PROBLEM DESCRIPTION :: Find the string "selected" in the records. Copy every line it appears in.
PROVIDED ENTRIES start
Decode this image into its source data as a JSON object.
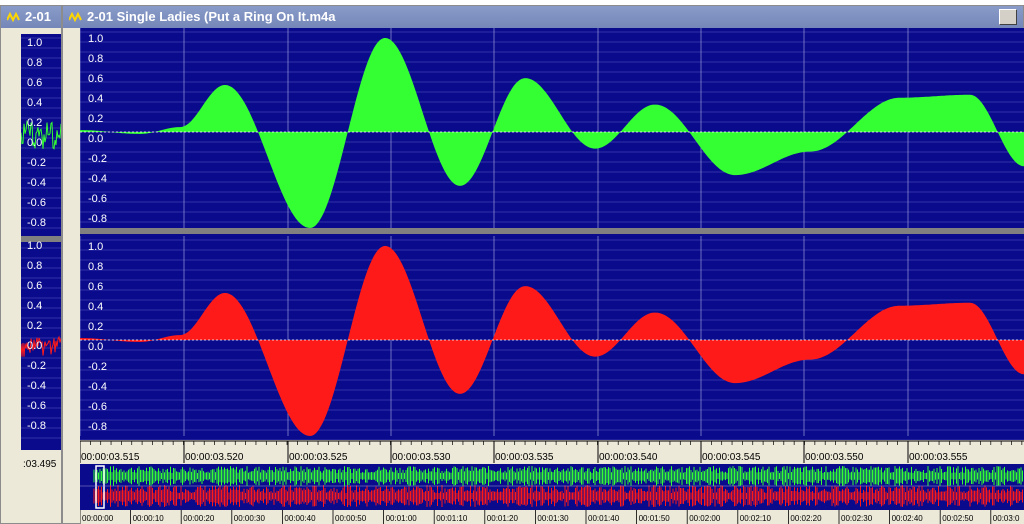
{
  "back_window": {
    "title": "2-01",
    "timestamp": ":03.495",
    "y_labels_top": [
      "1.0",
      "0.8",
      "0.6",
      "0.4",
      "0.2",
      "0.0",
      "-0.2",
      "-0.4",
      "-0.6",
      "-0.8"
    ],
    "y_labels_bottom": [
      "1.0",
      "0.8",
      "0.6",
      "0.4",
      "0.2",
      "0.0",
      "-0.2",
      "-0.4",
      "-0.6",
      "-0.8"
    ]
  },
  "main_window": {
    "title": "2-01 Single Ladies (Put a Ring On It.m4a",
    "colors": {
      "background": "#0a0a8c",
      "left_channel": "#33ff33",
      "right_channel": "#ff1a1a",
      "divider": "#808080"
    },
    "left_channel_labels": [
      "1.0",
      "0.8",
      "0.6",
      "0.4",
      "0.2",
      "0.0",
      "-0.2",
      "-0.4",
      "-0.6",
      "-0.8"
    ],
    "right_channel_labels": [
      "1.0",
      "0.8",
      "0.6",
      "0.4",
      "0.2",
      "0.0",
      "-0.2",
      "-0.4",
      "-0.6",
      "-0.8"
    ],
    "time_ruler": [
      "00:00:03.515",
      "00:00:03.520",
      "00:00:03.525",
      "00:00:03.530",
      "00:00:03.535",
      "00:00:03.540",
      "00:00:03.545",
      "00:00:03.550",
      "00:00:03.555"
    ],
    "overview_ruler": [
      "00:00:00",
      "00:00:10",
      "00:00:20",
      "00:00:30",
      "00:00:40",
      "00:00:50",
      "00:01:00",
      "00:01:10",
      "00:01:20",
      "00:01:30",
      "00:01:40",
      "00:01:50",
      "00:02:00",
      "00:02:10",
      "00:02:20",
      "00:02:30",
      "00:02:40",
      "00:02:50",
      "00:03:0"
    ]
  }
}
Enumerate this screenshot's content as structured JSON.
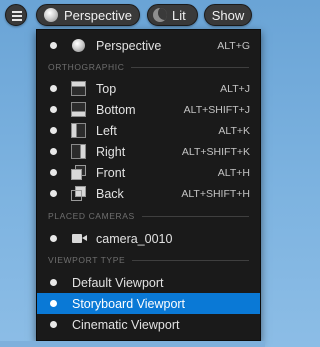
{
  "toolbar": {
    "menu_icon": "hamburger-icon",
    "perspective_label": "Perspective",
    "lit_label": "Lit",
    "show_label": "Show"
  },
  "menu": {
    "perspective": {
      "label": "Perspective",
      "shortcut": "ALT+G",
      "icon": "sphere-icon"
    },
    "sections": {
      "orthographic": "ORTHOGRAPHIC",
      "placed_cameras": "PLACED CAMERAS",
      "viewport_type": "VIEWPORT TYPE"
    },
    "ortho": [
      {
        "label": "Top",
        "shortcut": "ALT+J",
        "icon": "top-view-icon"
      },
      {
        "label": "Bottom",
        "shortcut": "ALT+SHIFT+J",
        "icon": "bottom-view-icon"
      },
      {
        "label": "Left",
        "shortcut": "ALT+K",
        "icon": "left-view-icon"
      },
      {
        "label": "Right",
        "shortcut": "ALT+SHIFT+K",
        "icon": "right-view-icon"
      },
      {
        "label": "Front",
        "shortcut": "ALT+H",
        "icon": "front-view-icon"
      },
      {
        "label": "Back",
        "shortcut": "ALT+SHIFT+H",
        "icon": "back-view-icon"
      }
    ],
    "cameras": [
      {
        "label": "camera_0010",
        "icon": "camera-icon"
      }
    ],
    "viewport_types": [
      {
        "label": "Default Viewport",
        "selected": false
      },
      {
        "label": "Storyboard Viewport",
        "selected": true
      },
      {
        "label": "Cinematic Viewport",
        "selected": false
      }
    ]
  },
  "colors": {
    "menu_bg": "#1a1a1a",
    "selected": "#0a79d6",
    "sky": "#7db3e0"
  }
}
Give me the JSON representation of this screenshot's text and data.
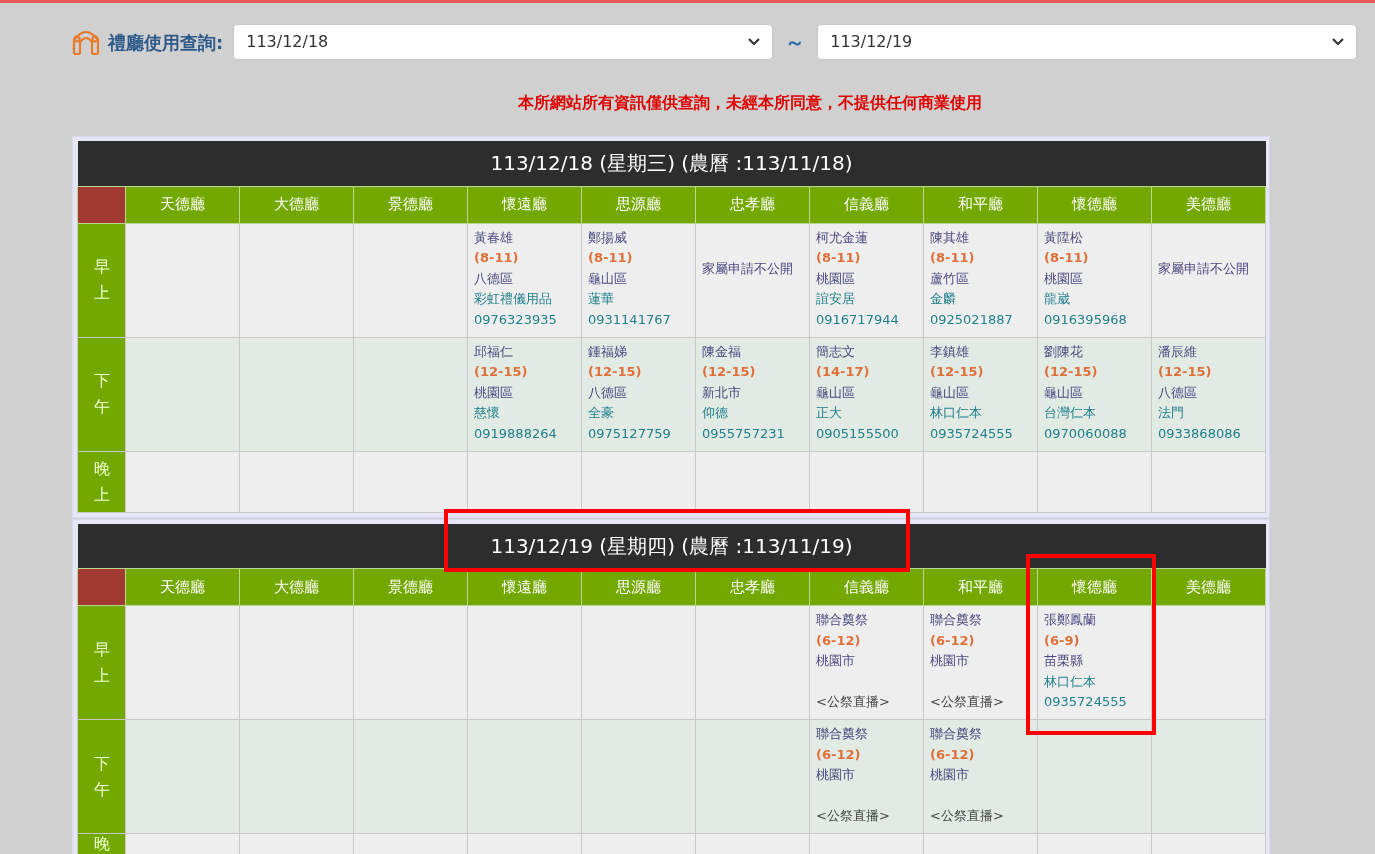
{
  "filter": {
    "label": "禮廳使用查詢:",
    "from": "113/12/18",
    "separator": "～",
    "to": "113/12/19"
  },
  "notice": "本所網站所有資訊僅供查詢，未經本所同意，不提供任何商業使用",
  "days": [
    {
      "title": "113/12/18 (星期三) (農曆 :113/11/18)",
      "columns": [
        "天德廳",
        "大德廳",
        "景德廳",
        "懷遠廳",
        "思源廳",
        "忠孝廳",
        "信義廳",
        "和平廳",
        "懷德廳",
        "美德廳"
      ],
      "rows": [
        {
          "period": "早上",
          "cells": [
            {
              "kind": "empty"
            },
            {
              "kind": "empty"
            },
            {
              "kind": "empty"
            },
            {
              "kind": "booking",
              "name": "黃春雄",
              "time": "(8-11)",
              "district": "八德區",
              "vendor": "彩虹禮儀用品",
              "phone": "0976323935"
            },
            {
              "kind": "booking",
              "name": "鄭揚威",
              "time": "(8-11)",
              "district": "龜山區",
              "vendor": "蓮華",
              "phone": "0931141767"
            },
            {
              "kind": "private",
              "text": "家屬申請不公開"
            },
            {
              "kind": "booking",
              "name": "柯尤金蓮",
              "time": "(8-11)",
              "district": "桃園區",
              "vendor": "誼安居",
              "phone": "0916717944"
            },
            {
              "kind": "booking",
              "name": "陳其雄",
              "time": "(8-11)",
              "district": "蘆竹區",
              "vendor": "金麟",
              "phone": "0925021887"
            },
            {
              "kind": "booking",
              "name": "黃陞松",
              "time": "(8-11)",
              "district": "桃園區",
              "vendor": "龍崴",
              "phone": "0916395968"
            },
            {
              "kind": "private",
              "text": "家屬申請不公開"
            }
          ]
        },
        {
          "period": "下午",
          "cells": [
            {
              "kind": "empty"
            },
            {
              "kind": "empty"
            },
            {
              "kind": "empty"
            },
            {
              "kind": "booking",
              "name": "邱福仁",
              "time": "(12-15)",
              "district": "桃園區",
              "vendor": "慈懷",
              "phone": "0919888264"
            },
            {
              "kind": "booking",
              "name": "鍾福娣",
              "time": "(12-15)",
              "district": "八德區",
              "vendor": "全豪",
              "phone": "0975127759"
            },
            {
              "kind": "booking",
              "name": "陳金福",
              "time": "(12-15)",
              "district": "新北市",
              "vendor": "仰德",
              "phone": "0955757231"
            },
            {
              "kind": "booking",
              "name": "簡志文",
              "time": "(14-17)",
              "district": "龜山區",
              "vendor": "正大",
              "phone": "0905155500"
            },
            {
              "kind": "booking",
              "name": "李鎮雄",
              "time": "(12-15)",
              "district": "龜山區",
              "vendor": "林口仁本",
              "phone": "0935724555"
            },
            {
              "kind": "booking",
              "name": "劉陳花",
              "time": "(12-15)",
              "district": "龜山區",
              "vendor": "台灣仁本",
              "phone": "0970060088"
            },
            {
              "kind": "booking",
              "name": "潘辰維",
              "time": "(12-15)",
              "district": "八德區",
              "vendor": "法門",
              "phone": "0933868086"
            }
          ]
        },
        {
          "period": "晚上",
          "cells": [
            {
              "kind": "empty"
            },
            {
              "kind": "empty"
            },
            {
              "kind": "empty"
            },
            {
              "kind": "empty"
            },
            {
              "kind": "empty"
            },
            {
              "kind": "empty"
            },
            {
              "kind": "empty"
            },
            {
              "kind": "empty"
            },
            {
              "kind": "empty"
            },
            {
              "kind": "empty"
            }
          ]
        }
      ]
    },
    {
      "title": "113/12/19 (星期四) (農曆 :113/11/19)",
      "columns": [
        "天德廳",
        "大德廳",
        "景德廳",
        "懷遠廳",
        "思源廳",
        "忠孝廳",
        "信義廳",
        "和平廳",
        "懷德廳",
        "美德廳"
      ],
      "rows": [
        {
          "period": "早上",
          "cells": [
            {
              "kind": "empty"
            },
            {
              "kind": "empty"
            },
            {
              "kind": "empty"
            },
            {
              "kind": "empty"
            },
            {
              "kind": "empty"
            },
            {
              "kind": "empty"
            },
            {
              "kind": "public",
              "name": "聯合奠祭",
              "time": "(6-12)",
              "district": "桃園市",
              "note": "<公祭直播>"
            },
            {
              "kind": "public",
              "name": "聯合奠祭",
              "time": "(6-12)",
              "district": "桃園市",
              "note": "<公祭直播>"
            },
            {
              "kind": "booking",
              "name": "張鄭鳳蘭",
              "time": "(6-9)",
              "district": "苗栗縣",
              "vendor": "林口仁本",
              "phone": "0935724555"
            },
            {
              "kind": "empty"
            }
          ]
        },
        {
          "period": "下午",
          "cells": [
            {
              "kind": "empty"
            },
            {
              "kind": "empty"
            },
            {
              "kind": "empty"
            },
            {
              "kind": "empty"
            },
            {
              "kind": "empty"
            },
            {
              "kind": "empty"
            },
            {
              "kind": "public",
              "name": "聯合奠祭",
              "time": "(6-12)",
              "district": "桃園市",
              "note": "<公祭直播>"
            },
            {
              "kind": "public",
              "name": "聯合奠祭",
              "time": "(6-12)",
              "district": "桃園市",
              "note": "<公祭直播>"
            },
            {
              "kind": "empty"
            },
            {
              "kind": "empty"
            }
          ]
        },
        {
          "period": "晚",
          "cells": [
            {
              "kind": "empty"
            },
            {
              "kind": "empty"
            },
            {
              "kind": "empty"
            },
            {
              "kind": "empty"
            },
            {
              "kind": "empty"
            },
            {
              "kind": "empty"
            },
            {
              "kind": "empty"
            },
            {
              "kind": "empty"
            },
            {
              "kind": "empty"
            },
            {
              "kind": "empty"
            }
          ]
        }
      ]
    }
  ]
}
PROVIDED ENTRIES end
ANSWER TO THIS EXERCISE ::
        "selected": false
        "selected": true
        "selected": false
    "selected": "#0a79d6",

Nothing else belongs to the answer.